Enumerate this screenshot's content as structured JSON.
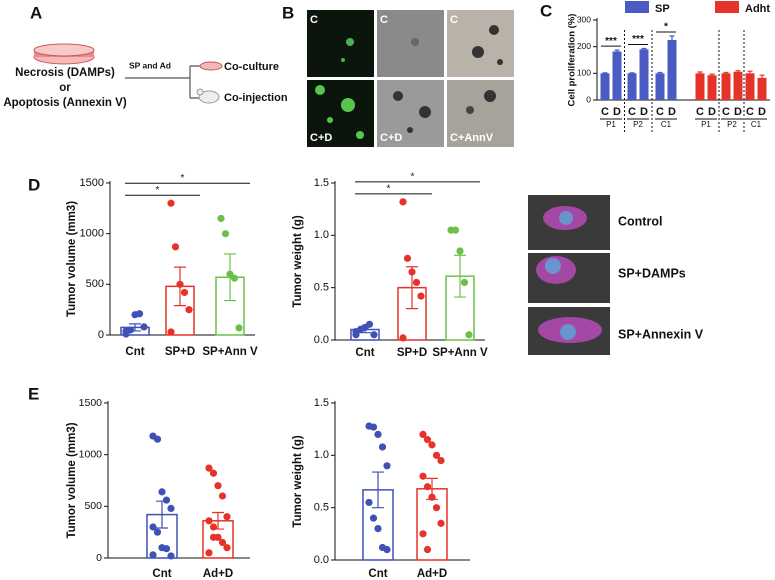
{
  "panel_labels": [
    "A",
    "B",
    "C",
    "D",
    "E"
  ],
  "schematic": {
    "left_lines": [
      "Necrosis (DAMPs)",
      "or",
      "Apoptosis (Annexin V)"
    ],
    "arrow_label": "SP and Ad",
    "outputs": [
      "Co-culture",
      "Co-injection"
    ]
  },
  "micrographs": {
    "labels": [
      "C",
      "C",
      "C",
      "C+D",
      "C+D",
      "C+AnnV"
    ]
  },
  "ultrasound": {
    "labels": [
      "Control",
      "SP+DAMPs",
      "SP+Annexin V"
    ]
  },
  "chart_data": [
    {
      "type": "bar",
      "y_label": "Cell proliferation (%)",
      "legend": "top",
      "categories": [
        "C",
        "D",
        "C",
        "D",
        "C",
        "D",
        "C",
        "D",
        "C",
        "D",
        "C",
        "D"
      ],
      "group_labels": [
        "P1",
        "P2",
        "C1",
        "P1",
        "P2",
        "C1"
      ],
      "series": [
        {
          "name": "SP",
          "color": "#4a5bc4",
          "values": [
            100,
            182,
            100,
            190,
            100,
            225,
            null,
            null,
            null,
            null,
            null,
            null
          ],
          "errors": [
            2,
            5,
            2,
            3,
            3,
            15,
            null,
            null,
            null,
            null,
            null,
            null
          ]
        },
        {
          "name": "Adht",
          "color": "#e5332a",
          "values": [
            null,
            null,
            null,
            null,
            null,
            null,
            100,
            93,
            100,
            106,
            100,
            83
          ],
          "errors": [
            null,
            null,
            null,
            null,
            null,
            null,
            5,
            4,
            3,
            4,
            8,
            10
          ]
        }
      ],
      "significance": [
        {
          "label": "***",
          "between": [
            0,
            1
          ]
        },
        {
          "label": "***",
          "between": [
            2,
            3
          ]
        },
        {
          "label": "*",
          "between": [
            4,
            5
          ]
        }
      ],
      "ylim": [
        0,
        300
      ],
      "yticks": [
        0,
        100,
        200,
        300
      ]
    },
    {
      "type": "bar_dots",
      "y_label": "Tumor volume (mm3)",
      "categories": [
        "Cnt",
        "SP+D",
        "SP+Ann V"
      ],
      "colors": [
        "#3f51b5",
        "#e5332a",
        "#6cc04a"
      ],
      "values": [
        75,
        480,
        570
      ],
      "errors": [
        35,
        190,
        230
      ],
      "points": [
        [
          10,
          50,
          200,
          210,
          80,
          40
        ],
        [
          1300,
          870,
          500,
          420,
          250,
          30
        ],
        [
          1150,
          1000,
          600,
          560,
          70
        ]
      ],
      "significance": [
        {
          "label": "*",
          "between": [
            0,
            1
          ]
        },
        {
          "label": "*",
          "between": [
            0,
            2
          ]
        }
      ],
      "ylim": [
        0,
        1500
      ],
      "yticks": [
        0,
        500,
        1000,
        1500
      ]
    },
    {
      "type": "bar_dots",
      "y_label": "Tumor weight (g)",
      "categories": [
        "Cnt",
        "SP+D",
        "SP+Ann V"
      ],
      "colors": [
        "#3f51b5",
        "#e5332a",
        "#6cc04a"
      ],
      "values": [
        0.1,
        0.5,
        0.61
      ],
      "errors": [
        0.03,
        0.2,
        0.2
      ],
      "points": [
        [
          0.05,
          0.1,
          0.12,
          0.15,
          0.05,
          0.08
        ],
        [
          1.32,
          0.78,
          0.65,
          0.55,
          0.42,
          0.02
        ],
        [
          1.05,
          1.05,
          0.85,
          0.55,
          0.05
        ]
      ],
      "significance": [
        {
          "label": "*",
          "between": [
            0,
            1
          ]
        },
        {
          "label": "*",
          "between": [
            0,
            2
          ]
        }
      ],
      "ylim": [
        0,
        1.5
      ],
      "yticks": [
        {
          "value": 0,
          "label": "0.0"
        },
        0.5,
        {
          "value": 1,
          "label": "1.0"
        },
        1.5
      ]
    },
    {
      "type": "bar_dots",
      "y_label": "Tumor volume (mm3)",
      "categories": [
        "Cnt",
        "Ad+D"
      ],
      "colors": [
        "#3f51b5",
        "#e5332a"
      ],
      "values": [
        420,
        360
      ],
      "errors": [
        130,
        80
      ],
      "points": [
        [
          1180,
          1150,
          640,
          560,
          480,
          300,
          250,
          100,
          90,
          20,
          30
        ],
        [
          870,
          820,
          700,
          600,
          400,
          360,
          300,
          200,
          150,
          100,
          50,
          200
        ]
      ],
      "significance": [],
      "ylim": [
        0,
        1500
      ],
      "yticks": [
        0,
        500,
        1000,
        1500
      ]
    },
    {
      "type": "bar_dots",
      "y_label": "Tumor weight (g)",
      "categories": [
        "Cnt",
        "Ad+D"
      ],
      "colors": [
        "#3f51b5",
        "#e5332a"
      ],
      "values": [
        0.67,
        0.68
      ],
      "errors": [
        0.17,
        0.1
      ],
      "points": [
        [
          1.28,
          1.27,
          1.2,
          1.08,
          0.9,
          0.55,
          0.4,
          0.3,
          0.12,
          0.1
        ],
        [
          1.2,
          1.15,
          1.1,
          1.0,
          0.95,
          0.8,
          0.7,
          0.6,
          0.5,
          0.35,
          0.25,
          0.1
        ]
      ],
      "significance": [],
      "ylim": [
        0,
        1.5
      ],
      "yticks": [
        {
          "value": 0,
          "label": "0.0"
        },
        0.5,
        {
          "value": 1,
          "label": "1.0"
        },
        1.5
      ]
    }
  ]
}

» **Brief**
Every line above should be copied exactly, apart from any pictures.

» **Response**
Enumerate this screenshot's content as structured JSON.
{
  "panel_labels": [
    "A",
    "B",
    "C",
    "D",
    "E"
  ],
  "schematic": {
    "left_lines": [
      "Necrosis (DAMPs)",
      "or",
      "Apoptosis (Annexin V)"
    ],
    "arrow_label": "SP and Ad",
    "outputs": [
      "Co-culture",
      "Co-injection"
    ]
  },
  "micrographs": {
    "labels": [
      "C",
      "C",
      "C",
      "C+D",
      "C+D",
      "C+AnnV"
    ]
  },
  "ultrasound": {
    "labels": [
      "Control",
      "SP+DAMPs",
      "SP+Annexin V"
    ]
  },
  "chart_data": [
    {
      "type": "bar",
      "y_label": "Cell proliferation (%)",
      "legend": "top",
      "categories": [
        "C",
        "D",
        "C",
        "D",
        "C",
        "D",
        "C",
        "D",
        "C",
        "D",
        "C",
        "D"
      ],
      "group_labels": [
        "P1",
        "P2",
        "C1",
        "P1",
        "P2",
        "C1"
      ],
      "series": [
        {
          "name": "SP",
          "color": "#4a5bc4",
          "values": [
            100,
            182,
            100,
            190,
            100,
            225,
            null,
            null,
            null,
            null,
            null,
            null
          ],
          "errors": [
            2,
            5,
            2,
            3,
            3,
            15,
            null,
            null,
            null,
            null,
            null,
            null
          ]
        },
        {
          "name": "Adht",
          "color": "#e5332a",
          "values": [
            null,
            null,
            null,
            null,
            null,
            null,
            100,
            93,
            100,
            106,
            100,
            83
          ],
          "errors": [
            null,
            null,
            null,
            null,
            null,
            null,
            5,
            4,
            3,
            4,
            8,
            10
          ]
        }
      ],
      "significance": [
        {
          "label": "***",
          "between": [
            0,
            1
          ]
        },
        {
          "label": "***",
          "between": [
            2,
            3
          ]
        },
        {
          "label": "*",
          "between": [
            4,
            5
          ]
        }
      ],
      "ylim": [
        0,
        300
      ],
      "yticks": [
        0,
        100,
        200,
        300
      ]
    },
    {
      "type": "bar_dots",
      "y_label": "Tumor volume (mm3)",
      "categories": [
        "Cnt",
        "SP+D",
        "SP+Ann V"
      ],
      "colors": [
        "#3f51b5",
        "#e5332a",
        "#6cc04a"
      ],
      "values": [
        75,
        480,
        570
      ],
      "errors": [
        35,
        190,
        230
      ],
      "points": [
        [
          10,
          50,
          200,
          210,
          80,
          40
        ],
        [
          1300,
          870,
          500,
          420,
          250,
          30
        ],
        [
          1150,
          1000,
          600,
          560,
          70
        ]
      ],
      "significance": [
        {
          "label": "*",
          "between": [
            0,
            1
          ]
        },
        {
          "label": "*",
          "between": [
            0,
            2
          ]
        }
      ],
      "ylim": [
        0,
        1500
      ],
      "yticks": [
        0,
        500,
        1000,
        1500
      ]
    },
    {
      "type": "bar_dots",
      "y_label": "Tumor weight (g)",
      "categories": [
        "Cnt",
        "SP+D",
        "SP+Ann V"
      ],
      "colors": [
        "#3f51b5",
        "#e5332a",
        "#6cc04a"
      ],
      "values": [
        0.1,
        0.5,
        0.61
      ],
      "errors": [
        0.03,
        0.2,
        0.2
      ],
      "points": [
        [
          0.05,
          0.1,
          0.12,
          0.15,
          0.05,
          0.08
        ],
        [
          1.32,
          0.78,
          0.65,
          0.55,
          0.42,
          0.02
        ],
        [
          1.05,
          1.05,
          0.85,
          0.55,
          0.05
        ]
      ],
      "significance": [
        {
          "label": "*",
          "between": [
            0,
            1
          ]
        },
        {
          "label": "*",
          "between": [
            0,
            2
          ]
        }
      ],
      "ylim": [
        0,
        1.5
      ],
      "yticks": [
        {
          "value": 0,
          "label": "0.0"
        },
        0.5,
        {
          "value": 1,
          "label": "1.0"
        },
        1.5
      ]
    },
    {
      "type": "bar_dots",
      "y_label": "Tumor volume (mm3)",
      "categories": [
        "Cnt",
        "Ad+D"
      ],
      "colors": [
        "#3f51b5",
        "#e5332a"
      ],
      "values": [
        420,
        360
      ],
      "errors": [
        130,
        80
      ],
      "points": [
        [
          1180,
          1150,
          640,
          560,
          480,
          300,
          250,
          100,
          90,
          20,
          30
        ],
        [
          870,
          820,
          700,
          600,
          400,
          360,
          300,
          200,
          150,
          100,
          50,
          200
        ]
      ],
      "significance": [],
      "ylim": [
        0,
        1500
      ],
      "yticks": [
        0,
        500,
        1000,
        1500
      ]
    },
    {
      "type": "bar_dots",
      "y_label": "Tumor weight (g)",
      "categories": [
        "Cnt",
        "Ad+D"
      ],
      "colors": [
        "#3f51b5",
        "#e5332a"
      ],
      "values": [
        0.67,
        0.68
      ],
      "errors": [
        0.17,
        0.1
      ],
      "points": [
        [
          1.28,
          1.27,
          1.2,
          1.08,
          0.9,
          0.55,
          0.4,
          0.3,
          0.12,
          0.1
        ],
        [
          1.2,
          1.15,
          1.1,
          1.0,
          0.95,
          0.8,
          0.7,
          0.6,
          0.5,
          0.35,
          0.25,
          0.1
        ]
      ],
      "significance": [],
      "ylim": [
        0,
        1.5
      ],
      "yticks": [
        {
          "value": 0,
          "label": "0.0"
        },
        0.5,
        {
          "value": 1,
          "label": "1.0"
        },
        1.5
      ]
    }
  ]
}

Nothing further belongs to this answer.